==== MATERIAL
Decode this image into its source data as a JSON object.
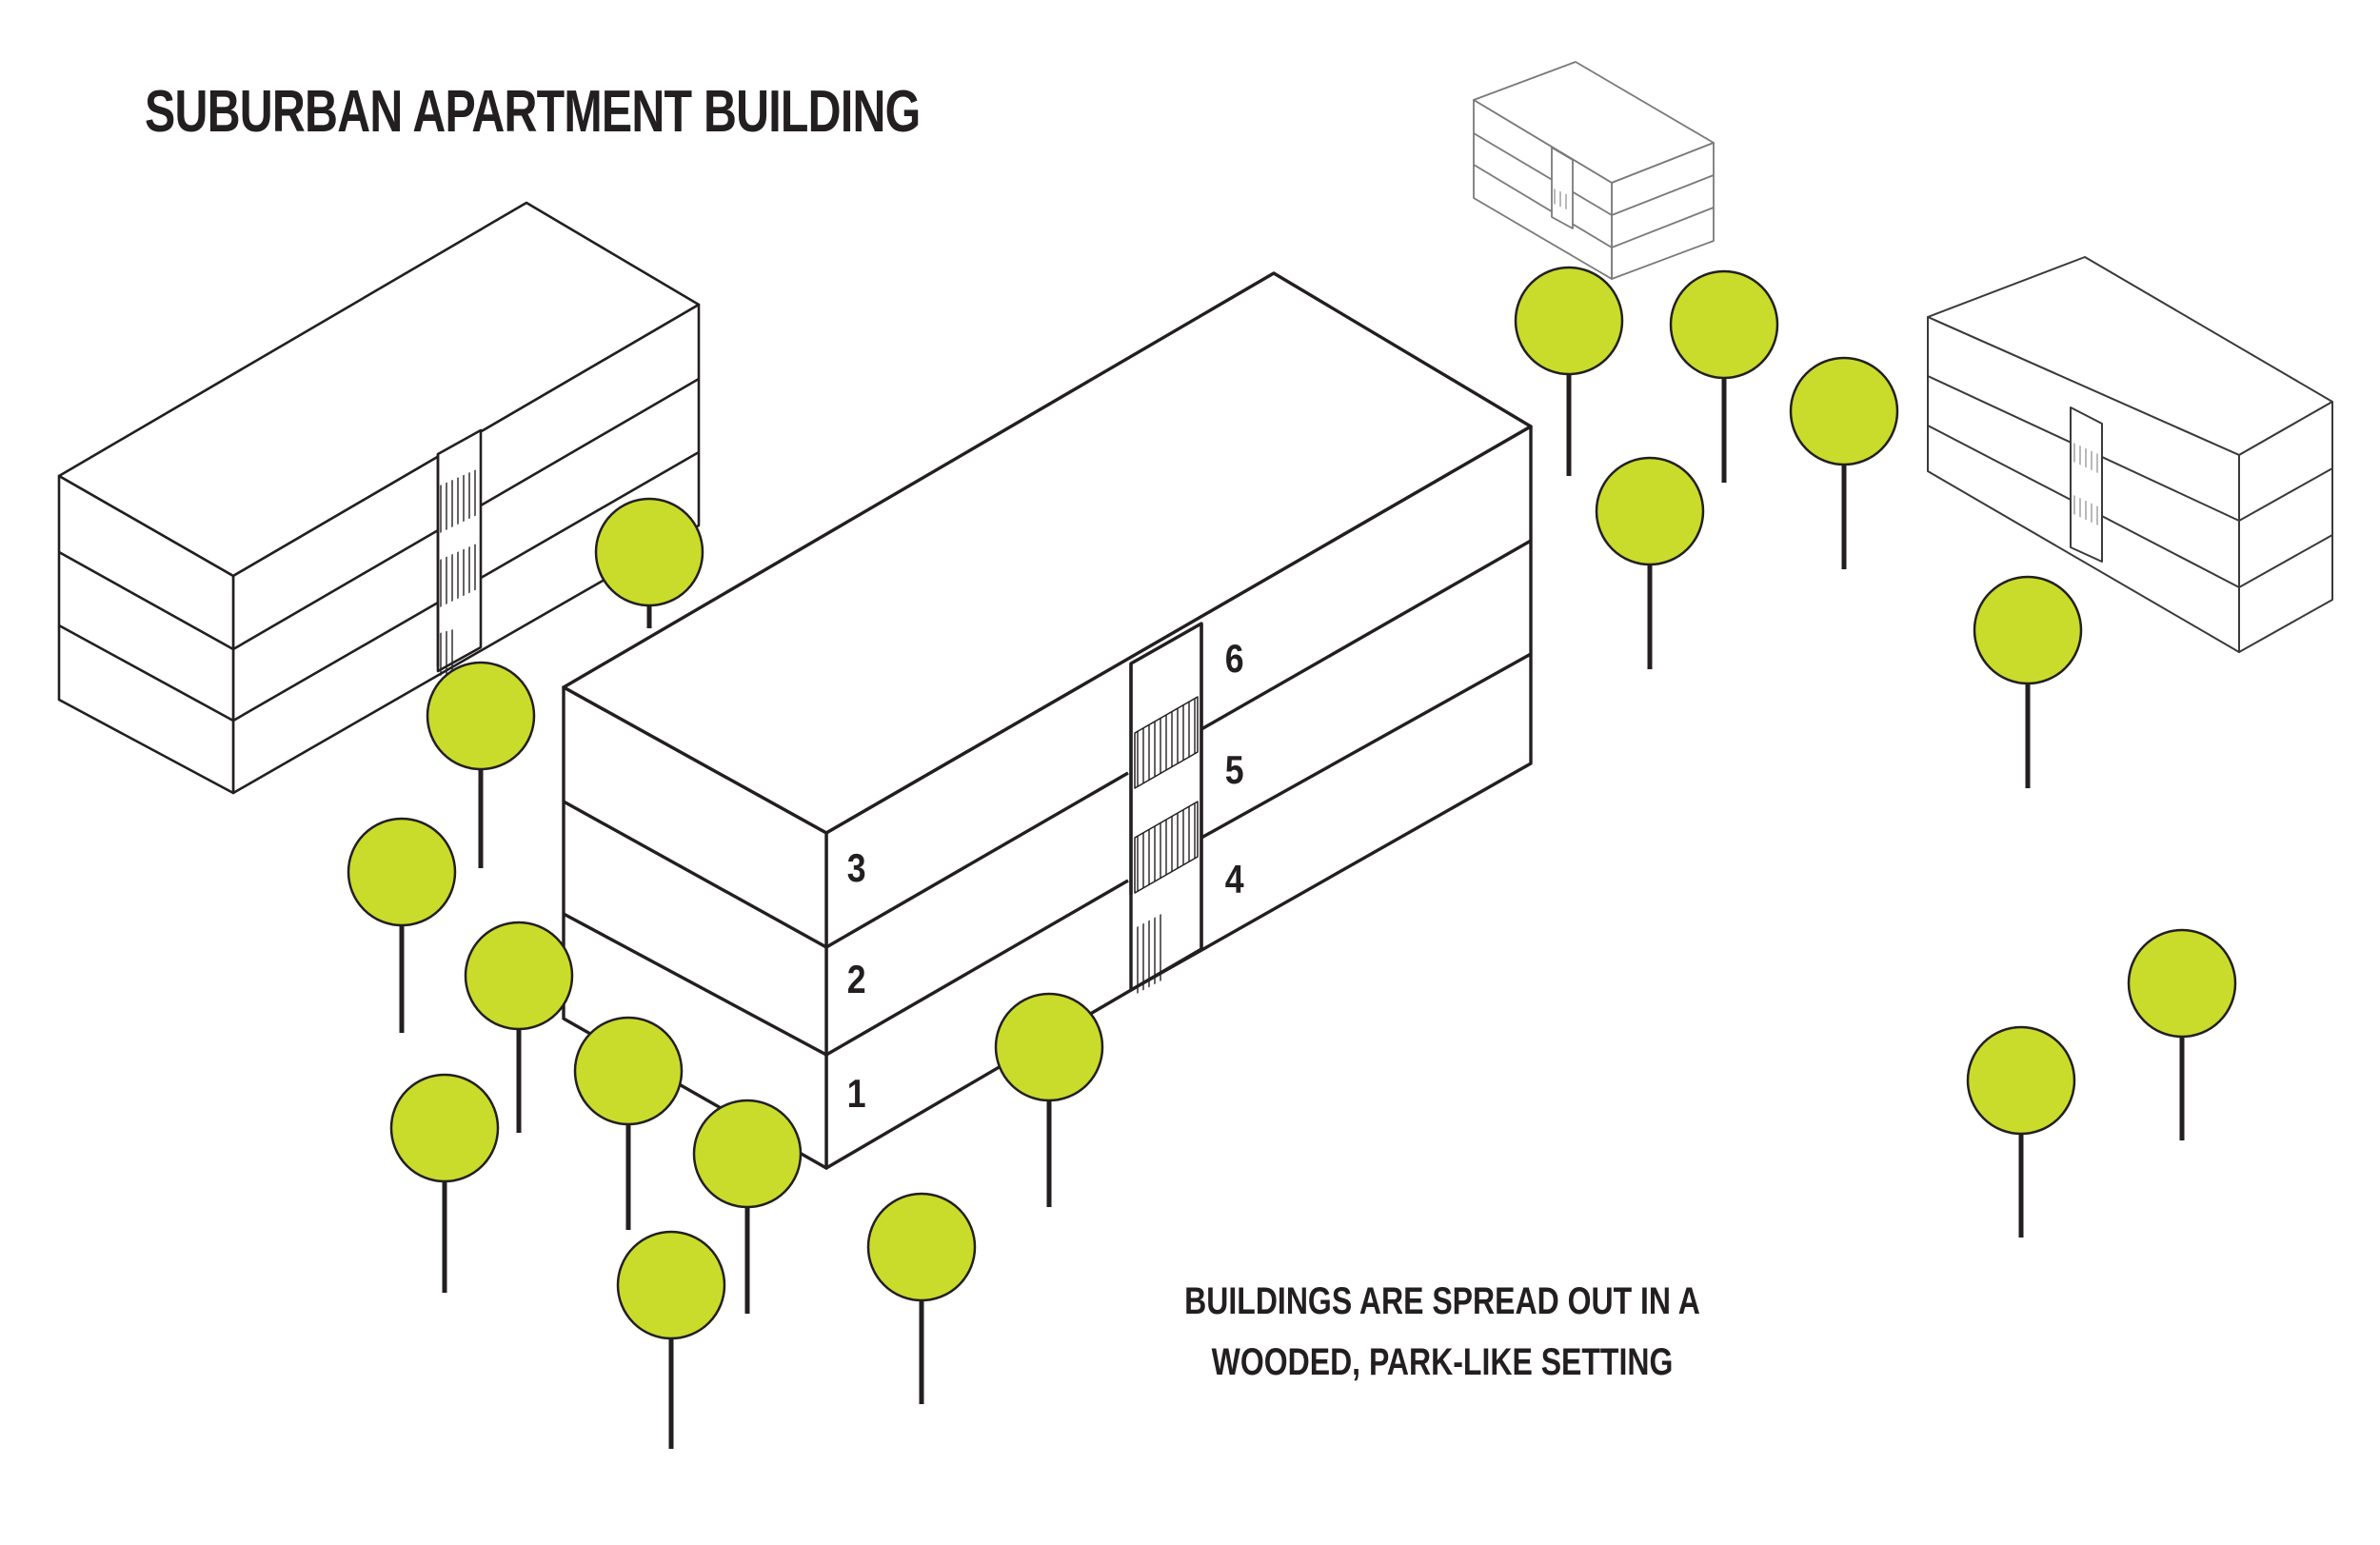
{
  "title": "SUBURBAN APARTMENT BUILDING",
  "caption": {
    "line1": "BUILDINGS ARE SPREAD OUT IN A",
    "line2": "WOODED, PARK-LIKE SETTING"
  },
  "floors": [
    "1",
    "2",
    "3",
    "4",
    "5",
    "6"
  ],
  "colors": {
    "tree_canopy": "#c9dc2b",
    "line": "#231f20",
    "background": "#ffffff"
  }
}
========
* TASK OBJECTIVE *
Reproduce all of the data exactly; the pictures do not belong in the copy.

* EXERCISE OUTPUT *
Decode this image into its source data as a JSON object.
{
  "title": "SUBURBAN APARTMENT BUILDING",
  "caption": {
    "line1": "BUILDINGS ARE SPREAD OUT IN A",
    "line2": "WOODED, PARK-LIKE SETTING"
  },
  "floors": [
    "1",
    "2",
    "3",
    "4",
    "5",
    "6"
  ],
  "colors": {
    "tree_canopy": "#c9dc2b",
    "line": "#231f20",
    "background": "#ffffff"
  }
}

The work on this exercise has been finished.